Begin Exercise data
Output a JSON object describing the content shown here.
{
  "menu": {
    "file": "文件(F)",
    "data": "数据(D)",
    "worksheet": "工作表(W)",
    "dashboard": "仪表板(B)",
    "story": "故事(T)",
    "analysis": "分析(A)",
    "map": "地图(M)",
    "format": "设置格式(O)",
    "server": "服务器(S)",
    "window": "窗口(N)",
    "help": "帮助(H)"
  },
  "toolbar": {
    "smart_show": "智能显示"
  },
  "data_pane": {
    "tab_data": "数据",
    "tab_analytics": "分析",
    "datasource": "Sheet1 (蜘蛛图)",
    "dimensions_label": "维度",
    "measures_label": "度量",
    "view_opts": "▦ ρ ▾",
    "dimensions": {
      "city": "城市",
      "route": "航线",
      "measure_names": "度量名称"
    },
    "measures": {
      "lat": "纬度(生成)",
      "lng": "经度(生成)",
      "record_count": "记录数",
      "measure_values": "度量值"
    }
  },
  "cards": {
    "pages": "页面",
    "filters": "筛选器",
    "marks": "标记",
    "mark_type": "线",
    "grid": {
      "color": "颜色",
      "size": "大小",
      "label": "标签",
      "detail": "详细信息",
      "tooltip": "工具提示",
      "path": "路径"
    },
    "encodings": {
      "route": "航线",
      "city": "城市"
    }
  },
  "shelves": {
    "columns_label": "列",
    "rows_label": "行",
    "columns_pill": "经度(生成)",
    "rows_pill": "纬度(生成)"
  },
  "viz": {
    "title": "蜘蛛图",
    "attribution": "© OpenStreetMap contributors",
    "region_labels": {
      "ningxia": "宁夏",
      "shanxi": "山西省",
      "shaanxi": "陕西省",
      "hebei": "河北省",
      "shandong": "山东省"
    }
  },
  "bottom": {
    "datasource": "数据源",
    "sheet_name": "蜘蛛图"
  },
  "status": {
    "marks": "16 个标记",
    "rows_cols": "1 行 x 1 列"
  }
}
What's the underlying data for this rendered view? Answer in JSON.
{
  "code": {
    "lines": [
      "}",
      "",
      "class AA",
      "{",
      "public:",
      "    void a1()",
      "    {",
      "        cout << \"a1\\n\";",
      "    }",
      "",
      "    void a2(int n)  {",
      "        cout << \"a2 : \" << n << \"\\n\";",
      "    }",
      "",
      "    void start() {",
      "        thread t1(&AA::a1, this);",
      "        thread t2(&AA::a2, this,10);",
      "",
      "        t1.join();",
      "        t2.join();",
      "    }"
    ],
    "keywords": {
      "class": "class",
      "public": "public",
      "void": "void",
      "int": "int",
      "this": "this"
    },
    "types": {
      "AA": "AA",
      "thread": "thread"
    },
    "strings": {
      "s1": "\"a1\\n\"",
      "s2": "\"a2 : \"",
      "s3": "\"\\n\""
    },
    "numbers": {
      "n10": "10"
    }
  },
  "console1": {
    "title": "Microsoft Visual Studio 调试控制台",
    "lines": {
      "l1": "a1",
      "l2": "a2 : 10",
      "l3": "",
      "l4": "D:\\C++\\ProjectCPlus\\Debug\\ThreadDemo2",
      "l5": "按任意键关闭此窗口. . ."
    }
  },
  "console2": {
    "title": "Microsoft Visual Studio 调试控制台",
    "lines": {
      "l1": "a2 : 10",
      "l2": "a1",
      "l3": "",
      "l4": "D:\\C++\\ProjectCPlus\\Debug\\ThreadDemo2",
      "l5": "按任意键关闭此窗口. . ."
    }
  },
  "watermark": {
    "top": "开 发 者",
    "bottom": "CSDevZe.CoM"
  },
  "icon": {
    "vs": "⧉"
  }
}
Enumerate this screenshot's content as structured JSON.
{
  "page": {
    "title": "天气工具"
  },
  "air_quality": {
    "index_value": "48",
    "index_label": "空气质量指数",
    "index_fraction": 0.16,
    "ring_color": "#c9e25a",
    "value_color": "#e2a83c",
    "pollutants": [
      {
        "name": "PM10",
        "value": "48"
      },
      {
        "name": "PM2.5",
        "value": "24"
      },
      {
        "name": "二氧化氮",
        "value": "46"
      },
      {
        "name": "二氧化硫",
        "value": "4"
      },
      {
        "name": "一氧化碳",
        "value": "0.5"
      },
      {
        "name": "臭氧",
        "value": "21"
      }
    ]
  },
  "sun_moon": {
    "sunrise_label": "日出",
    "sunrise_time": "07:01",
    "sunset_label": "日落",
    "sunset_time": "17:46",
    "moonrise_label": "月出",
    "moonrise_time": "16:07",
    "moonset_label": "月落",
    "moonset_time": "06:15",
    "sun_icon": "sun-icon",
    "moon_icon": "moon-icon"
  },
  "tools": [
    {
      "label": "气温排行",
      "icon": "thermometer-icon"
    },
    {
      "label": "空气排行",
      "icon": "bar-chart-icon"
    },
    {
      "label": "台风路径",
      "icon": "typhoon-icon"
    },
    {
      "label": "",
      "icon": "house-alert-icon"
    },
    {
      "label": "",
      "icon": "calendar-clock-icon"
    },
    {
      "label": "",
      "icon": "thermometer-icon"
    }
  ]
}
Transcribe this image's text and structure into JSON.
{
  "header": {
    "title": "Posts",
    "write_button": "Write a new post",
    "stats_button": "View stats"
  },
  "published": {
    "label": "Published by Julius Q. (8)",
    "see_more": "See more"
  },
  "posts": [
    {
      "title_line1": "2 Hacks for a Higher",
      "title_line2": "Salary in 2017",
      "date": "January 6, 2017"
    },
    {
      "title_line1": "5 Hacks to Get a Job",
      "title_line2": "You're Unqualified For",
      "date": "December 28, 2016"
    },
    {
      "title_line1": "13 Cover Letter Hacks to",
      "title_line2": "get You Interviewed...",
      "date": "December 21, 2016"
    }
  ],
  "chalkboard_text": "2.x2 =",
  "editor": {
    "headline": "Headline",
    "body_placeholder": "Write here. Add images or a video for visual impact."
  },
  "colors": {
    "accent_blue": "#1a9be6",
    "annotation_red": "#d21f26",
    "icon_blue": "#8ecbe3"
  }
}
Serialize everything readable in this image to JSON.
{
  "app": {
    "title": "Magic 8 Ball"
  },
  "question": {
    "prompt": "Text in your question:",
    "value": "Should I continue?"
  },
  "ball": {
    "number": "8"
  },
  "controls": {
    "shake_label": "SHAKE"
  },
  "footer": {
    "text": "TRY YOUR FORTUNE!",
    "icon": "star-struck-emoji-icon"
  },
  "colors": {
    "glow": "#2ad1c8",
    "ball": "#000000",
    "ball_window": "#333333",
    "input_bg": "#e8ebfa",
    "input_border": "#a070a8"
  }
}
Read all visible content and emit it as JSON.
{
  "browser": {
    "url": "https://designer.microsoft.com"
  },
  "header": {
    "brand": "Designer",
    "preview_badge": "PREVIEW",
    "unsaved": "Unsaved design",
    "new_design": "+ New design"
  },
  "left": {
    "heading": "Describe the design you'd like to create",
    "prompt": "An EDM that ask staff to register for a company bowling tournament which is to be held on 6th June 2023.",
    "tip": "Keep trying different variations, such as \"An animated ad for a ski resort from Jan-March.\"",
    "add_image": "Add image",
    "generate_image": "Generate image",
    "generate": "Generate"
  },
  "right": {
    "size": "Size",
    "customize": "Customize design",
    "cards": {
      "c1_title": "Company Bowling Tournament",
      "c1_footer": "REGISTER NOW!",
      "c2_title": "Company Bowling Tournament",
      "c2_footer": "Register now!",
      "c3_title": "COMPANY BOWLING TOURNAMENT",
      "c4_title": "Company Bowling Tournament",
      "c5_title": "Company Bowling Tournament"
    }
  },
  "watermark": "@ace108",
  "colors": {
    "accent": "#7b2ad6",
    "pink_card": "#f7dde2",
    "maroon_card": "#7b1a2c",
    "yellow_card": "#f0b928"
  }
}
End Exercise data
▸ **Description of the task**
Repeat every entry exactly as written above.

▸ **Result**
Output a JSON object describing the content shown here.
{
  "menu": {
    "file": "文件(F)",
    "data": "数据(D)",
    "worksheet": "工作表(W)",
    "dashboard": "仪表板(B)",
    "story": "故事(T)",
    "analysis": "分析(A)",
    "map": "地图(M)",
    "format": "设置格式(O)",
    "server": "服务器(S)",
    "window": "窗口(N)",
    "help": "帮助(H)"
  },
  "toolbar": {
    "smart_show": "智能显示"
  },
  "data_pane": {
    "tab_data": "数据",
    "tab_analytics": "分析",
    "datasource": "Sheet1 (蜘蛛图)",
    "dimensions_label": "维度",
    "measures_label": "度量",
    "view_opts": "▦ ρ ▾",
    "dimensions": {
      "city": "城市",
      "route": "航线",
      "measure_names": "度量名称"
    },
    "measures": {
      "lat": "纬度(生成)",
      "lng": "经度(生成)",
      "record_count": "记录数",
      "measure_values": "度量值"
    }
  },
  "cards": {
    "pages": "页面",
    "filters": "筛选器",
    "marks": "标记",
    "mark_type": "线",
    "grid": {
      "color": "颜色",
      "size": "大小",
      "label": "标签",
      "detail": "详细信息",
      "tooltip": "工具提示",
      "path": "路径"
    },
    "encodings": {
      "route": "航线",
      "city": "城市"
    }
  },
  "shelves": {
    "columns_label": "列",
    "rows_label": "行",
    "columns_pill": "经度(生成)",
    "rows_pill": "纬度(生成)"
  },
  "viz": {
    "title": "蜘蛛图",
    "attribution": "© OpenStreetMap contributors",
    "region_labels": {
      "ningxia": "宁夏",
      "shanxi": "山西省",
      "shaanxi": "陕西省",
      "hebei": "河北省",
      "shandong": "山东省"
    }
  },
  "bottom": {
    "datasource": "数据源",
    "sheet_name": "蜘蛛图"
  },
  "status": {
    "marks": "16 个标记",
    "rows_cols": "1 行 x 1 列"
  }
}
What's the underlying data for this rendered view? Answer in JSON.
{
  "code": {
    "lines": [
      "}",
      "",
      "class AA",
      "{",
      "public:",
      "    void a1()",
      "    {",
      "        cout << \"a1\\n\";",
      "    }",
      "",
      "    void a2(int n)  {",
      "        cout << \"a2 : \" << n << \"\\n\";",
      "    }",
      "",
      "    void start() {",
      "        thread t1(&AA::a1, this);",
      "        thread t2(&AA::a2, this,10);",
      "",
      "        t1.join();",
      "        t2.join();",
      "    }"
    ],
    "keywords": {
      "class": "class",
      "public": "public",
      "void": "void",
      "int": "int",
      "this": "this"
    },
    "types": {
      "AA": "AA",
      "thread": "thread"
    },
    "strings": {
      "s1": "\"a1\\n\"",
      "s2": "\"a2 : \"",
      "s3": "\"\\n\""
    },
    "numbers": {
      "n10": "10"
    }
  },
  "console1": {
    "title": "Microsoft Visual Studio 调试控制台",
    "lines": {
      "l1": "a1",
      "l2": "a2 : 10",
      "l3": "",
      "l4": "D:\\C++\\ProjectCPlus\\Debug\\ThreadDemo2",
      "l5": "按任意键关闭此窗口. . ."
    }
  },
  "console2": {
    "title": "Microsoft Visual Studio 调试控制台",
    "lines": {
      "l1": "a2 : 10",
      "l2": "a1",
      "l3": "",
      "l4": "D:\\C++\\ProjectCPlus\\Debug\\ThreadDemo2",
      "l5": "按任意键关闭此窗口. . ."
    }
  },
  "watermark": {
    "top": "开 发 者",
    "bottom": "CSDevZe.CoM"
  },
  "icon": {
    "vs": "⧉"
  }
}
Enumerate this screenshot's content as structured JSON.
{
  "page": {
    "title": "天气工具"
  },
  "air_quality": {
    "index_value": "48",
    "index_label": "空气质量指数",
    "index_fraction": 0.16,
    "ring_color": "#c9e25a",
    "value_color": "#e2a83c",
    "pollutants": [
      {
        "name": "PM10",
        "value": "48"
      },
      {
        "name": "PM2.5",
        "value": "24"
      },
      {
        "name": "二氧化氮",
        "value": "46"
      },
      {
        "name": "二氧化硫",
        "value": "4"
      },
      {
        "name": "一氧化碳",
        "value": "0.5"
      },
      {
        "name": "臭氧",
        "value": "21"
      }
    ]
  },
  "sun_moon": {
    "sunrise_label": "日出",
    "sunrise_time": "07:01",
    "sunset_label": "日落",
    "sunset_time": "17:46",
    "moonrise_label": "月出",
    "moonrise_time": "16:07",
    "moonset_label": "月落",
    "moonset_time": "06:15",
    "sun_icon": "sun-icon",
    "moon_icon": "moon-icon"
  },
  "tools": [
    {
      "label": "气温排行",
      "icon": "thermometer-icon"
    },
    {
      "label": "空气排行",
      "icon": "bar-chart-icon"
    },
    {
      "label": "台风路径",
      "icon": "typhoon-icon"
    },
    {
      "label": "",
      "icon": "house-alert-icon"
    },
    {
      "label": "",
      "icon": "calendar-clock-icon"
    },
    {
      "label": "",
      "icon": "thermometer-icon"
    }
  ]
}
Transcribe this image's text and structure into JSON.
{
  "header": {
    "title": "Posts",
    "write_button": "Write a new post",
    "stats_button": "View stats"
  },
  "published": {
    "label": "Published by Julius Q. (8)",
    "see_more": "See more"
  },
  "posts": [
    {
      "title_line1": "2 Hacks for a Higher",
      "title_line2": "Salary in 2017",
      "date": "January 6, 2017"
    },
    {
      "title_line1": "5 Hacks to Get a Job",
      "title_line2": "You're Unqualified For",
      "date": "December 28, 2016"
    },
    {
      "title_line1": "13 Cover Letter Hacks to",
      "title_line2": "get You Interviewed...",
      "date": "December 21, 2016"
    }
  ],
  "chalkboard_text": "2.x2 =",
  "editor": {
    "headline": "Headline",
    "body_placeholder": "Write here. Add images or a video for visual impact."
  },
  "colors": {
    "accent_blue": "#1a9be6",
    "annotation_red": "#d21f26",
    "icon_blue": "#8ecbe3"
  }
}
Serialize everything readable in this image to JSON.
{
  "app": {
    "title": "Magic 8 Ball"
  },
  "question": {
    "prompt": "Text in your question:",
    "value": "Should I continue?"
  },
  "ball": {
    "number": "8"
  },
  "controls": {
    "shake_label": "SHAKE"
  },
  "footer": {
    "text": "TRY YOUR FORTUNE!",
    "icon": "star-struck-emoji-icon"
  },
  "colors": {
    "glow": "#2ad1c8",
    "ball": "#000000",
    "ball_window": "#333333",
    "input_bg": "#e8ebfa",
    "input_border": "#a070a8"
  }
}
Read all visible content and emit it as JSON.
{
  "browser": {
    "url": "https://designer.microsoft.com"
  },
  "header": {
    "brand": "Designer",
    "preview_badge": "PREVIEW",
    "unsaved": "Unsaved design",
    "new_design": "+ New design"
  },
  "left": {
    "heading": "Describe the design you'd like to create",
    "prompt": "An EDM that ask staff to register for a company bowling tournament which is to be held on 6th June 2023.",
    "tip": "Keep trying different variations, such as \"An animated ad for a ski resort from Jan-March.\"",
    "add_image": "Add image",
    "generate_image": "Generate image",
    "generate": "Generate"
  },
  "right": {
    "size": "Size",
    "customize": "Customize design",
    "cards": {
      "c1_title": "Company Bowling Tournament",
      "c1_footer": "REGISTER NOW!",
      "c2_title": "Company Bowling Tournament",
      "c2_footer": "Register now!",
      "c3_title": "COMPANY BOWLING TOURNAMENT",
      "c4_title": "Company Bowling Tournament",
      "c5_title": "Company Bowling Tournament"
    }
  },
  "watermark": "@ace108",
  "colors": {
    "accent": "#7b2ad6",
    "pink_card": "#f7dde2",
    "maroon_card": "#7b1a2c",
    "yellow_card": "#f0b928"
  }
}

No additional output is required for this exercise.